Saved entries
-=-=-=-=-

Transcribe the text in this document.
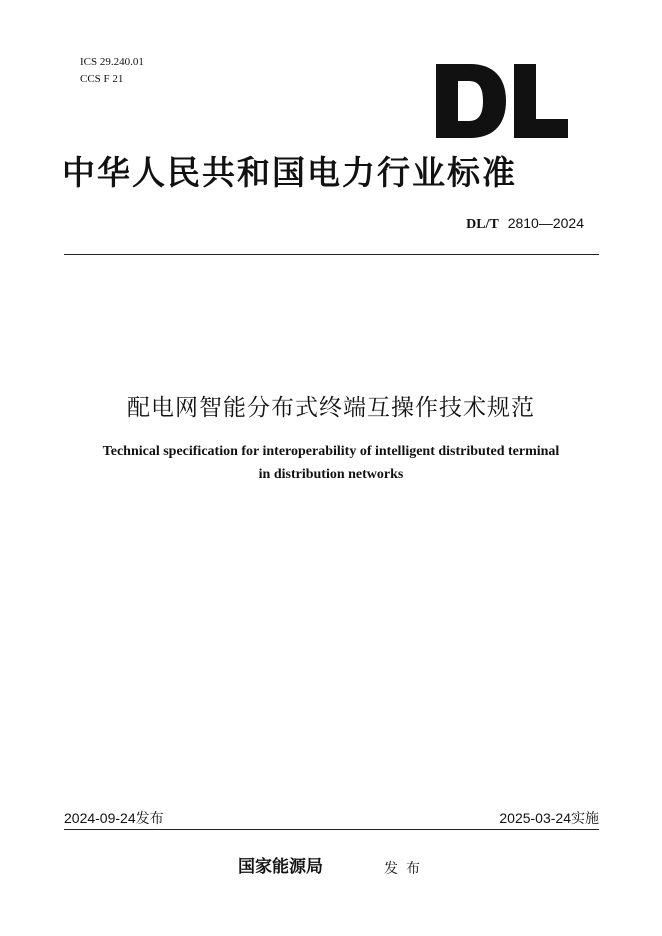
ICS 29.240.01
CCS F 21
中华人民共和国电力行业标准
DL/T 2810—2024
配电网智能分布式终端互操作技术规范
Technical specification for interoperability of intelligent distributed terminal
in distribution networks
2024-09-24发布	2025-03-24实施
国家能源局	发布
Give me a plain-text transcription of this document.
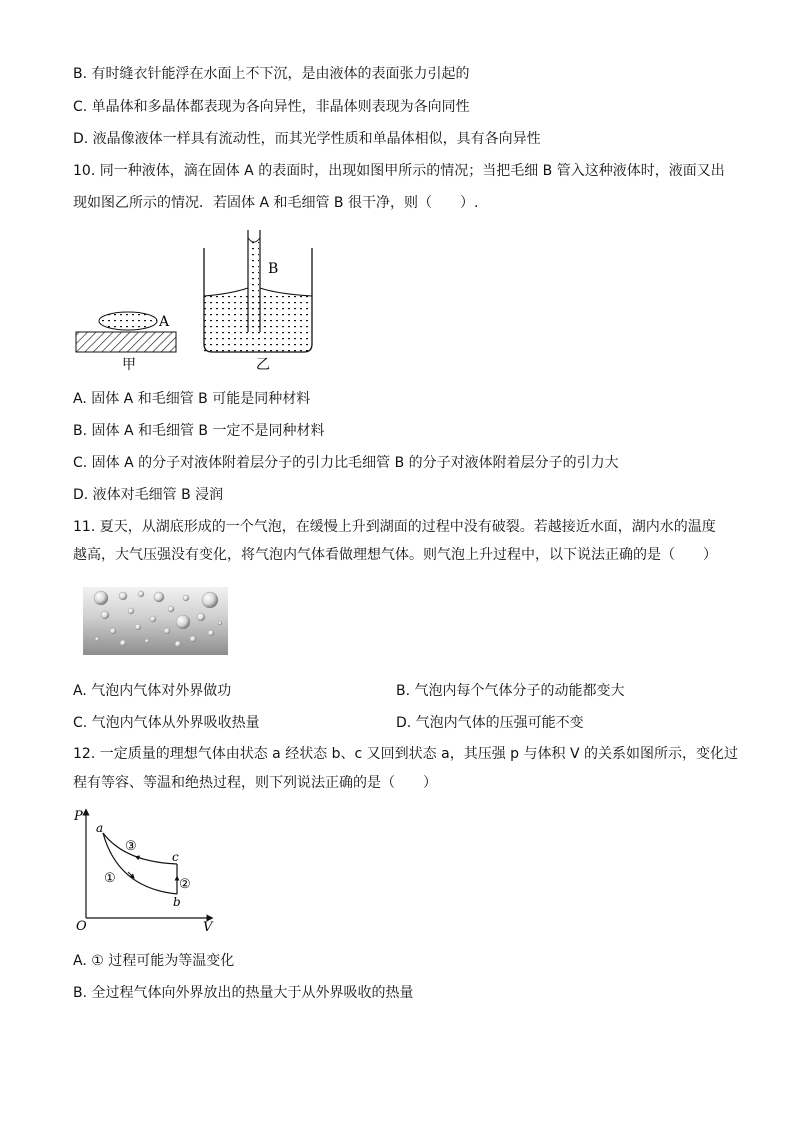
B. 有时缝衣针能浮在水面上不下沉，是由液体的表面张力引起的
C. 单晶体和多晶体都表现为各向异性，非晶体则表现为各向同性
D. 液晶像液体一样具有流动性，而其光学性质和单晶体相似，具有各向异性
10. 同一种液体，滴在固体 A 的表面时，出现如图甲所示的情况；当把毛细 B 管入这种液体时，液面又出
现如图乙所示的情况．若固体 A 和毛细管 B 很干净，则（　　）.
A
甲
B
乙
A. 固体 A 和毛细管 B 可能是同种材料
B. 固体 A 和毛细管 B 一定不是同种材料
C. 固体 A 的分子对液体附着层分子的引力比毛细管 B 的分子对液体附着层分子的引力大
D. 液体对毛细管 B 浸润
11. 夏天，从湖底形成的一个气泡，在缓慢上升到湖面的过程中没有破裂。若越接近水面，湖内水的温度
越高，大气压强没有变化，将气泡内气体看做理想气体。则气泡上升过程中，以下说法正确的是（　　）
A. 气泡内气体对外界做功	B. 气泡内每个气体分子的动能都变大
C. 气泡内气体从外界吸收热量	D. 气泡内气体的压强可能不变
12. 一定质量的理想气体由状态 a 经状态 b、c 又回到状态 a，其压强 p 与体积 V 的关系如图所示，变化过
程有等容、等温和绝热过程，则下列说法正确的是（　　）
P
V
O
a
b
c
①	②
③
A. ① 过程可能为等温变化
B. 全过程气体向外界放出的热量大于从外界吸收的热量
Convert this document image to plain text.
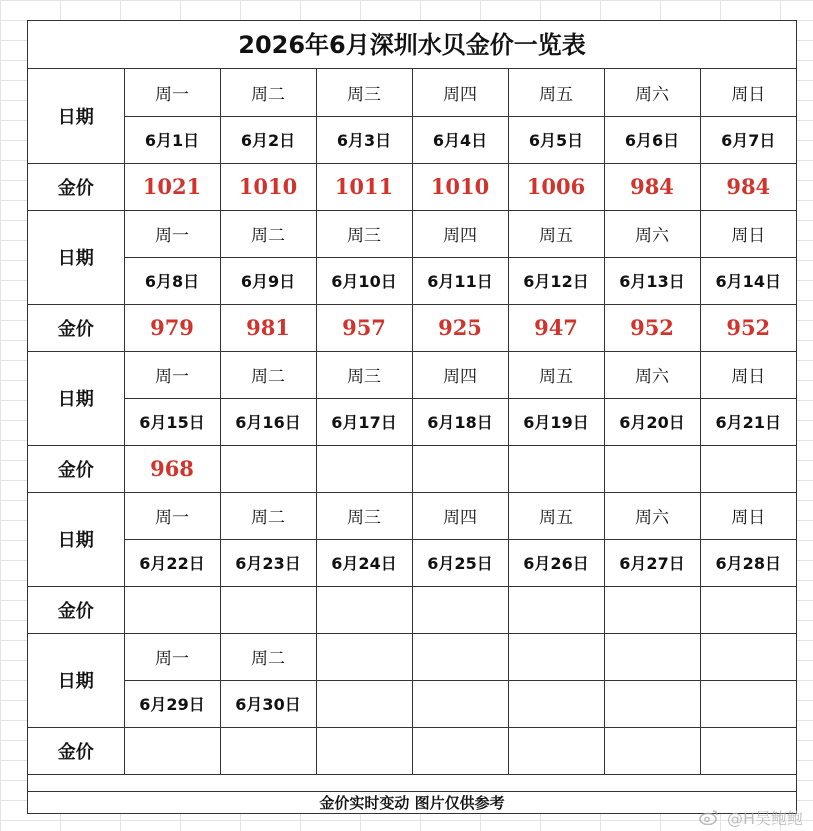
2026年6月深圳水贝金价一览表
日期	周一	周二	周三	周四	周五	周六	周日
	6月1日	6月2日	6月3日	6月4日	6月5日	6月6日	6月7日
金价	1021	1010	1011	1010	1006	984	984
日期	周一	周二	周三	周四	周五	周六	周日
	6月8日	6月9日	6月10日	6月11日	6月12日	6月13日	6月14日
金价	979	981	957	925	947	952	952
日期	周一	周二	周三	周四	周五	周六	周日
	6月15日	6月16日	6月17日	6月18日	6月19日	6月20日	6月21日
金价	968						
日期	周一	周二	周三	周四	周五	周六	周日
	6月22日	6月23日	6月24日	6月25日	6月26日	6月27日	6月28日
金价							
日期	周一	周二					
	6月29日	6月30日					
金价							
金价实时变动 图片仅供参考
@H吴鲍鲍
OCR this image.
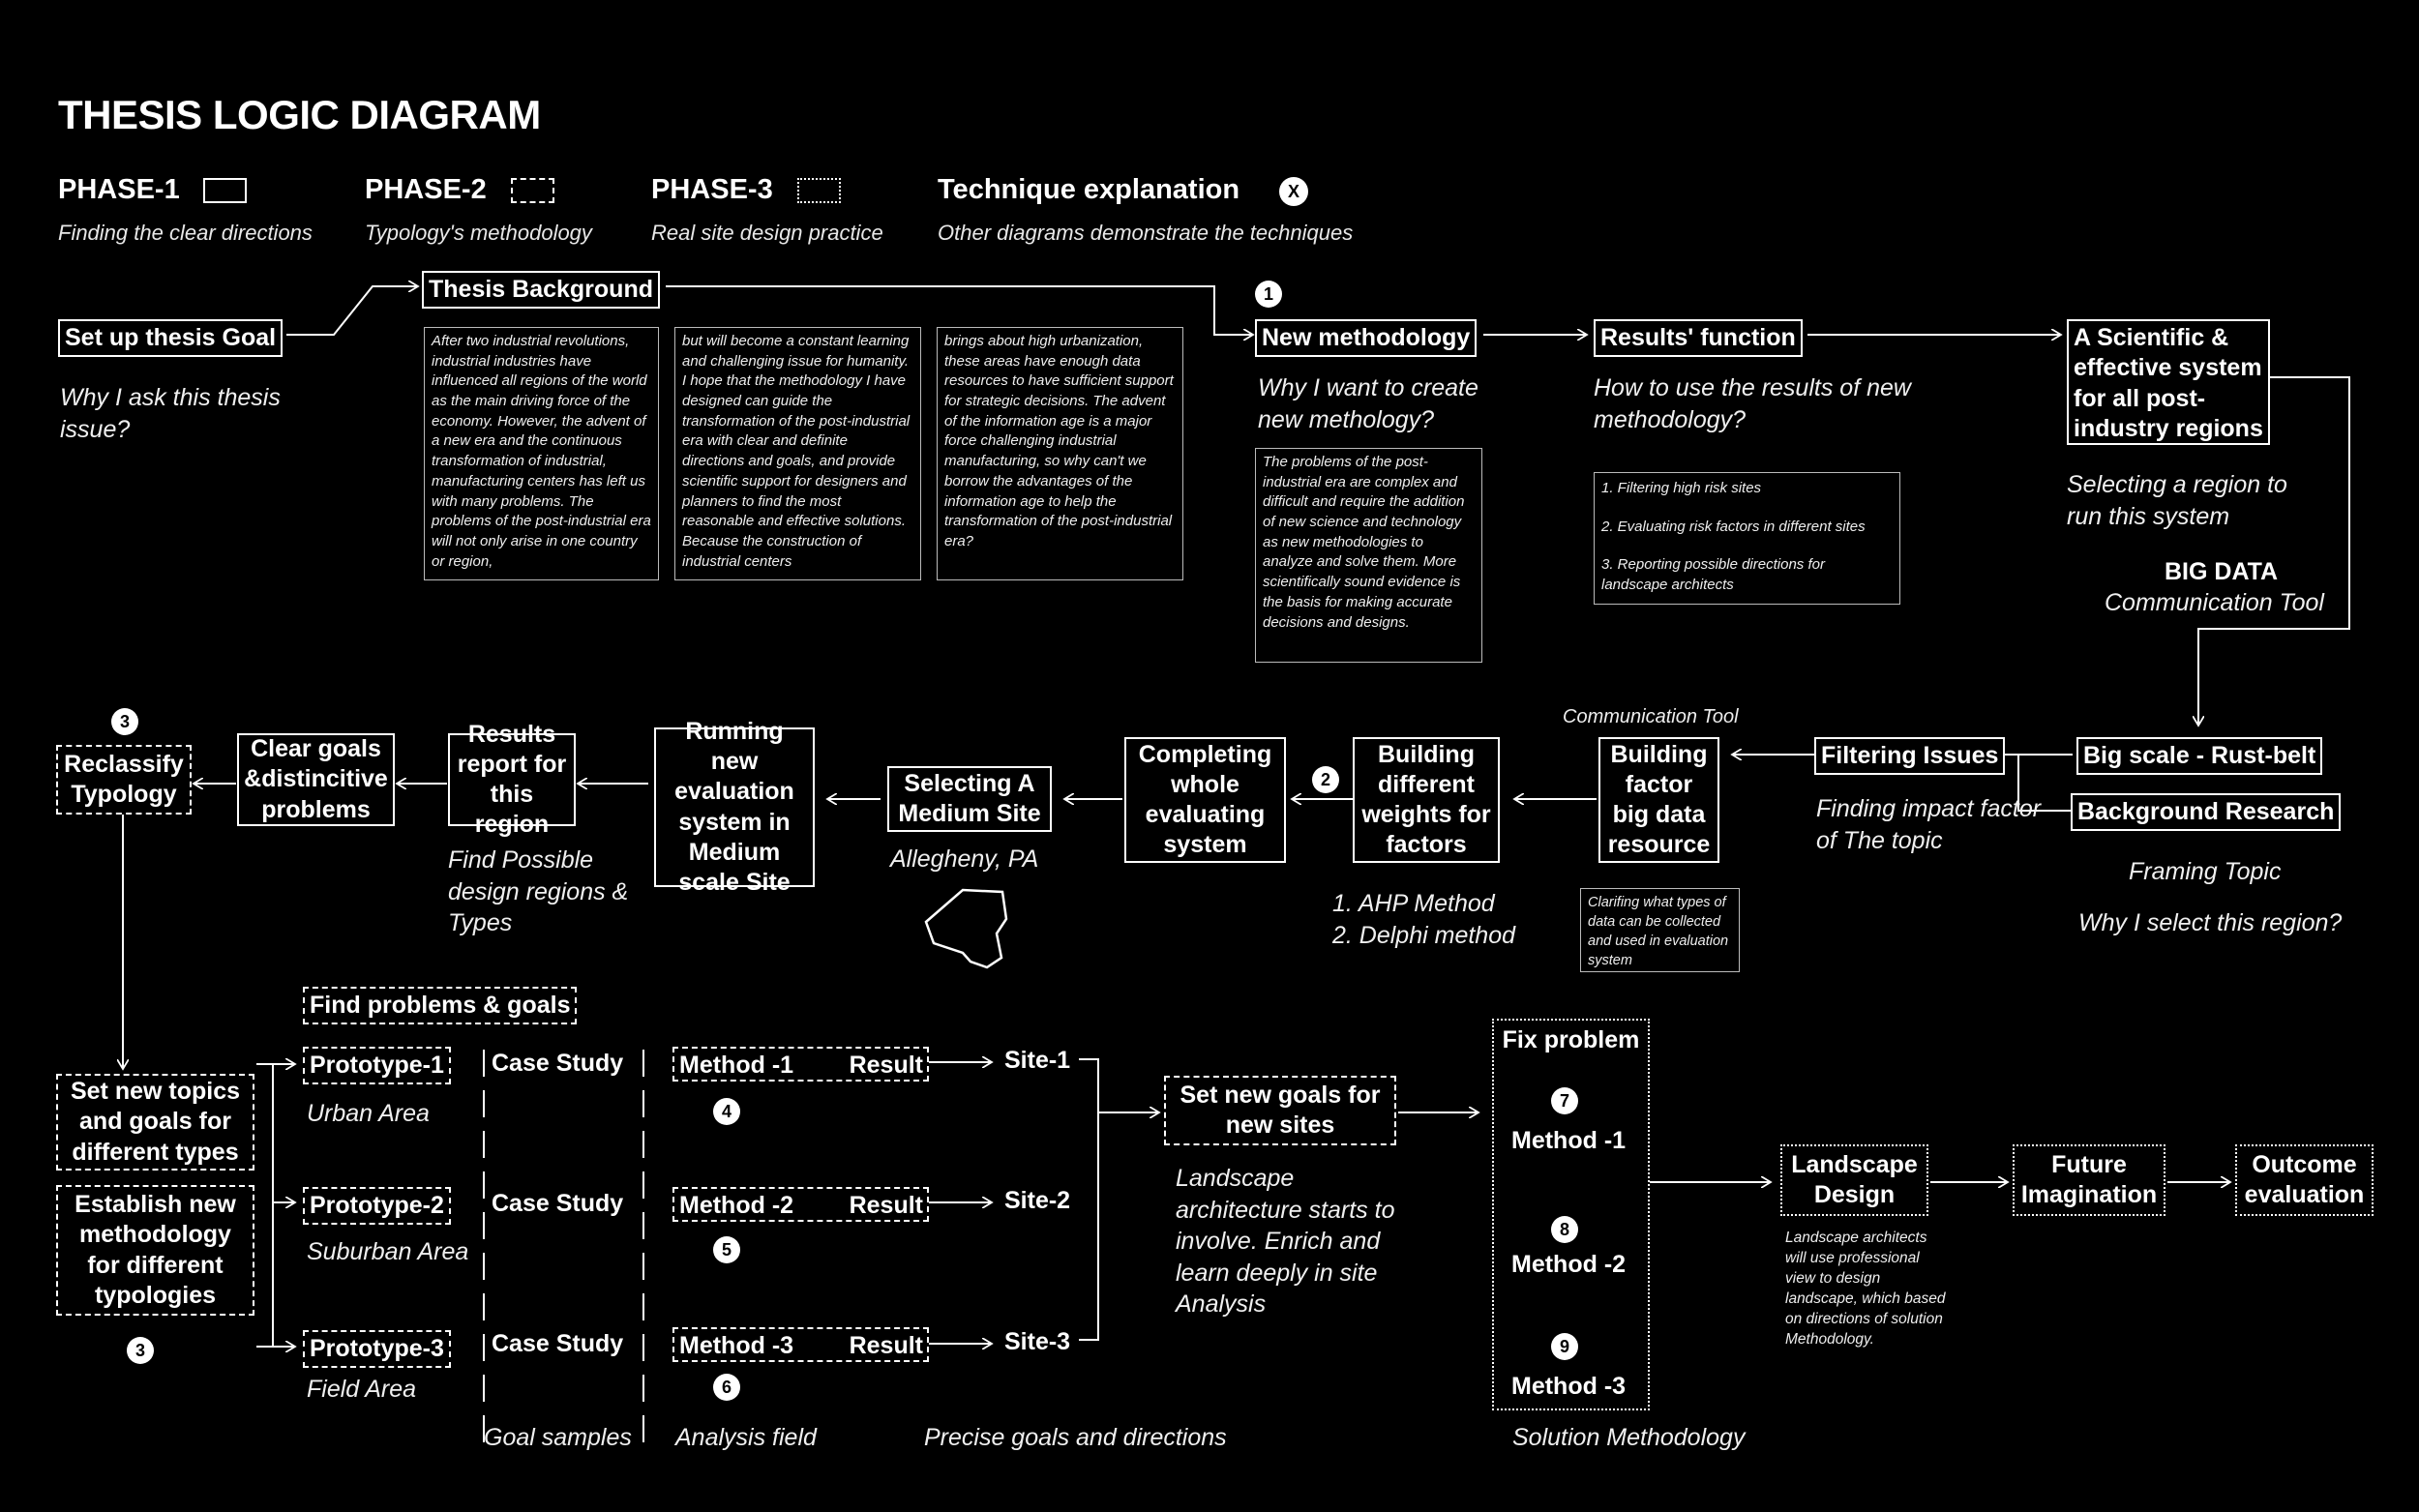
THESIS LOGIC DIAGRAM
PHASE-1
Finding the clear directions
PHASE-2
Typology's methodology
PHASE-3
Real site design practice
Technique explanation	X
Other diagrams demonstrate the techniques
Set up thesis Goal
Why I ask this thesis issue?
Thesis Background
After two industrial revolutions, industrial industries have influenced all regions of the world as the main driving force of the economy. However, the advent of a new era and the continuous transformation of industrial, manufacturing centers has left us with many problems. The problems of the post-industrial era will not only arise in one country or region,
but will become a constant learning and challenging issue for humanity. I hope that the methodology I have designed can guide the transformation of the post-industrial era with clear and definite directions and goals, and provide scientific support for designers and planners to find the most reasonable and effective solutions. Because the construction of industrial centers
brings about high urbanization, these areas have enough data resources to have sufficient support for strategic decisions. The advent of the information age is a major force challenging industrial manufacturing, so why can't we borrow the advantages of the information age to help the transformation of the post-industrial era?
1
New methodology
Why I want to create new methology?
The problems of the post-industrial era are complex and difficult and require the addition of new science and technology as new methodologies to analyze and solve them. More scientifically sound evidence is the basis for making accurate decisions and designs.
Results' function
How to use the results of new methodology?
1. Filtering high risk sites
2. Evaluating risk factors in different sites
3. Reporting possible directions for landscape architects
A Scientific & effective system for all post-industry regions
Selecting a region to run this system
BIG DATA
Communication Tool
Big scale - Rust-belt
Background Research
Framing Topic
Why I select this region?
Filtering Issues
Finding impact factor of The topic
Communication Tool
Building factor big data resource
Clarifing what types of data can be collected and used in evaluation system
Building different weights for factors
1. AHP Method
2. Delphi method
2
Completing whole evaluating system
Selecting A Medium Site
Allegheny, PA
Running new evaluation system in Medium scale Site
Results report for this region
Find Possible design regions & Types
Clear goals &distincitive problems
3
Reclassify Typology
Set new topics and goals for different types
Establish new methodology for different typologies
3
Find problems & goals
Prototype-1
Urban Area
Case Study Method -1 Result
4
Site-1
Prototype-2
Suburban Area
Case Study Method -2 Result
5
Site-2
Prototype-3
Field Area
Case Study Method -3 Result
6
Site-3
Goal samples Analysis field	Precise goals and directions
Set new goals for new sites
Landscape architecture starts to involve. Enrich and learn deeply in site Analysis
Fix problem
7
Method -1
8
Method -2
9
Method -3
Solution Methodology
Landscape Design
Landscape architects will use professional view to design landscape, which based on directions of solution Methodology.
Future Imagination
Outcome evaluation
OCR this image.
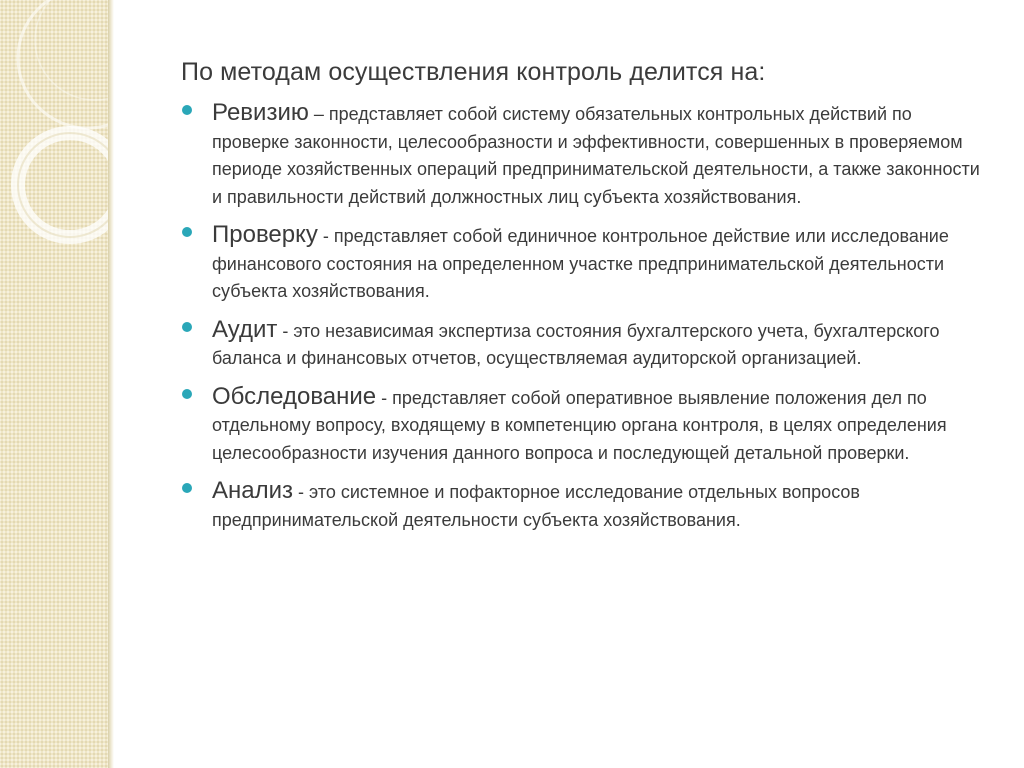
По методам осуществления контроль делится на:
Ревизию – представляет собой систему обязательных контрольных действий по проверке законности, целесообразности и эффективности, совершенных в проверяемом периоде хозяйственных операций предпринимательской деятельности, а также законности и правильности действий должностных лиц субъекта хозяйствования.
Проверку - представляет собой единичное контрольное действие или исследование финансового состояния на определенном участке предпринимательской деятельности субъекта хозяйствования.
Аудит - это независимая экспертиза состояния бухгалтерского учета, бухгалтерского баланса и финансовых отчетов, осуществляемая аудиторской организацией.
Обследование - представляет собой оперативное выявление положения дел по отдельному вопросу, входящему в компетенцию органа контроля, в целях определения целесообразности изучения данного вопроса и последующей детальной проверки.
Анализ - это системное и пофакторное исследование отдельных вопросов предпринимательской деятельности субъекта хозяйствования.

-=-=-=-=-

**Task to carry out**
Point out every line holding the string "goals" and copy it.

**Correct answer**
but will become a constant learning and challenging issue for humanity. I hope that the methodology I have designed can guide the transformation of the post-industrial era with clear and definite directions and goals, and provide scientific support for designers and planners to find the most reasonable and effective solutions. Because the construction of industrial centers
Clear goals &distincitive problems
Set new topics and goals for different types
Find problems & goals
Goal samples Analysis field	Precise goals and directions
Set new goals for new sites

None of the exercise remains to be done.